◆ **The request**: Each entry here needs to be set down again exactly, please; pictures are left out.

◆ **Supplied material**:
****************

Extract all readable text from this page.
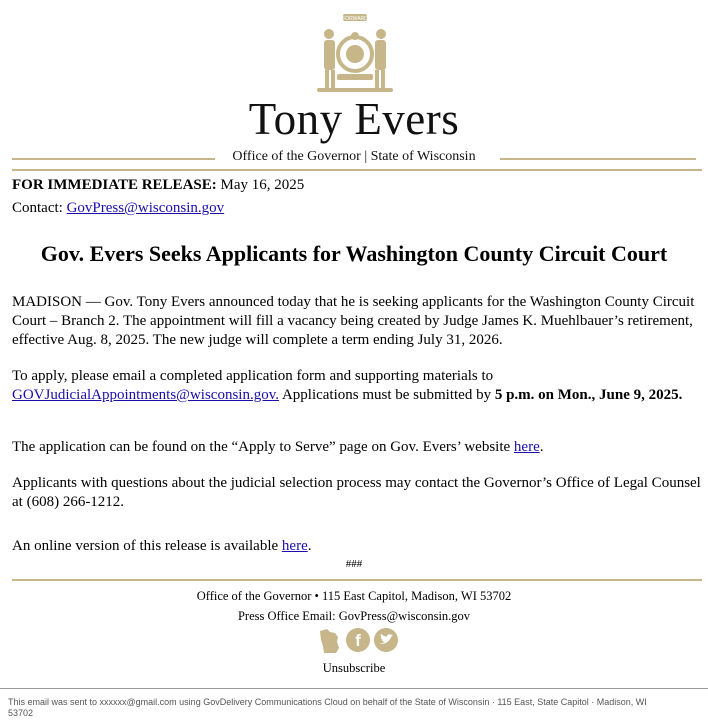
FORWARD
Tony Evers
Office of the Governor | State of Wisconsin
FOR IMMEDIATE RELEASE: May 16, 2025
Contact: GovPress@wisconsin.gov
Gov. Evers Seeks Applicants for Washington County Circuit Court
MADISON — Gov. Tony Evers announced today that he is seeking applicants for the Washington County Circuit Court – Branch 2. The appointment will fill a vacancy being created by Judge James K. Muehlbauer’s retirement, effective Aug. 8, 2025. The new judge will complete a term ending July 31, 2026.
To apply, please email a completed application form and supporting materials to
GOVJudicialAppointments@wisconsin.gov. Applications must be submitted by 5 p.m. on Mon., June 9, 2025.
The application can be found on the “Apply to Serve” page on Gov. Evers’ website here.
Applicants with questions about the judicial selection process may contact the Governor’s Office of Legal Counsel at (608) 266-1212.
An online version of this release is available here.
###
Office of the Governor • 115 East Capitol, Madison, WI 53702
Press Office Email: GovPress@wisconsin.gov
f
Unsubscribe
This email was sent to xxxxxx@gmail.com using GovDelivery Communications Cloud on behalf of the State of Wisconsin · 115 East, State Capitol · Madison, WI 53702
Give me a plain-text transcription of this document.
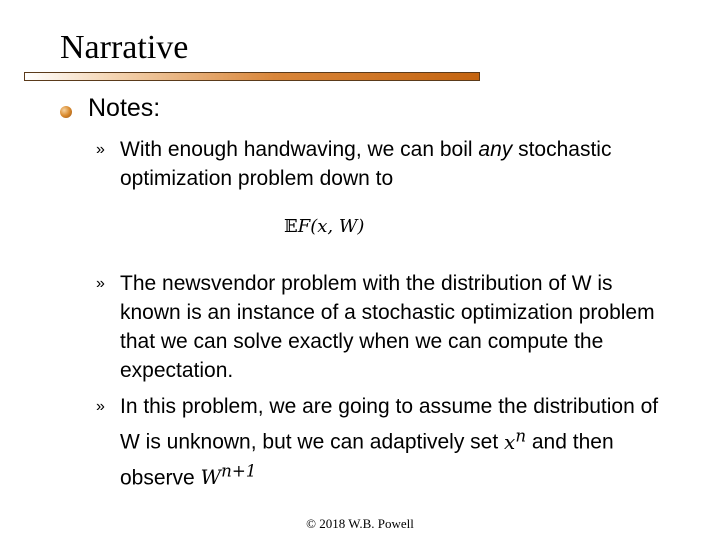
Narrative
Notes:
» With enough handwaving, we can boil any stochastic optimization problem down to
𝔼F(x, W)
» The newsvendor problem with the distribution of W is known is an instance of a stochastic optimization problem that we can solve exactly when we can compute the expectation.
» In this problem, we are going to assume the distribution of W is unknown, but we can adaptively set $x^n$ and then observe $W^{n+1}$
© 2018 W.B. Powell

****************

◆ **Solution to this exercise**:
Extract all readable text from this page.
FORWARD
Tony Evers
Office of the Governor | State of Wisconsin
FOR IMMEDIATE RELEASE: May 16, 2025
Contact: GovPress@wisconsin.gov
Gov. Evers Seeks Applicants for Washington County Circuit Court
MADISON — Gov. Tony Evers announced today that he is seeking applicants for the Washington County Circuit Court – Branch 2. The appointment will fill a vacancy being created by Judge James K. Muehlbauer’s retirement, effective Aug. 8, 2025. The new judge will complete a term ending July 31, 2026.
To apply, please email a completed application form and supporting materials to
GOVJudicialAppointments@wisconsin.gov. Applications must be submitted by 5 p.m. on Mon., June 9, 2025.
The application can be found on the “Apply to Serve” page on Gov. Evers’ website here.
Applicants with questions about the judicial selection process may contact the Governor’s Office of Legal Counsel at (608) 266-1212.
An online version of this release is available here.
###
Office of the Governor • 115 East Capitol, Madison, WI 53702
Press Office Email: GovPress@wisconsin.gov
f
Unsubscribe
This email was sent to xxxxxx@gmail.com using GovDelivery Communications Cloud on behalf of the State of Wisconsin · 115 East, State Capitol · Madison, WI 53702
Give me a plain-text transcription of this document.
Narrative
Notes:
» With enough handwaving, we can boil any stochastic optimization problem down to
𝔼F(x, W)
» The newsvendor problem with the distribution of W is known is an instance of a stochastic optimization problem that we can solve exactly when we can compute the expectation.
» In this problem, we are going to assume the distribution of W is unknown, but we can adaptively set $x^n$ and then observe $W^{n+1}$
© 2018 W.B. Powell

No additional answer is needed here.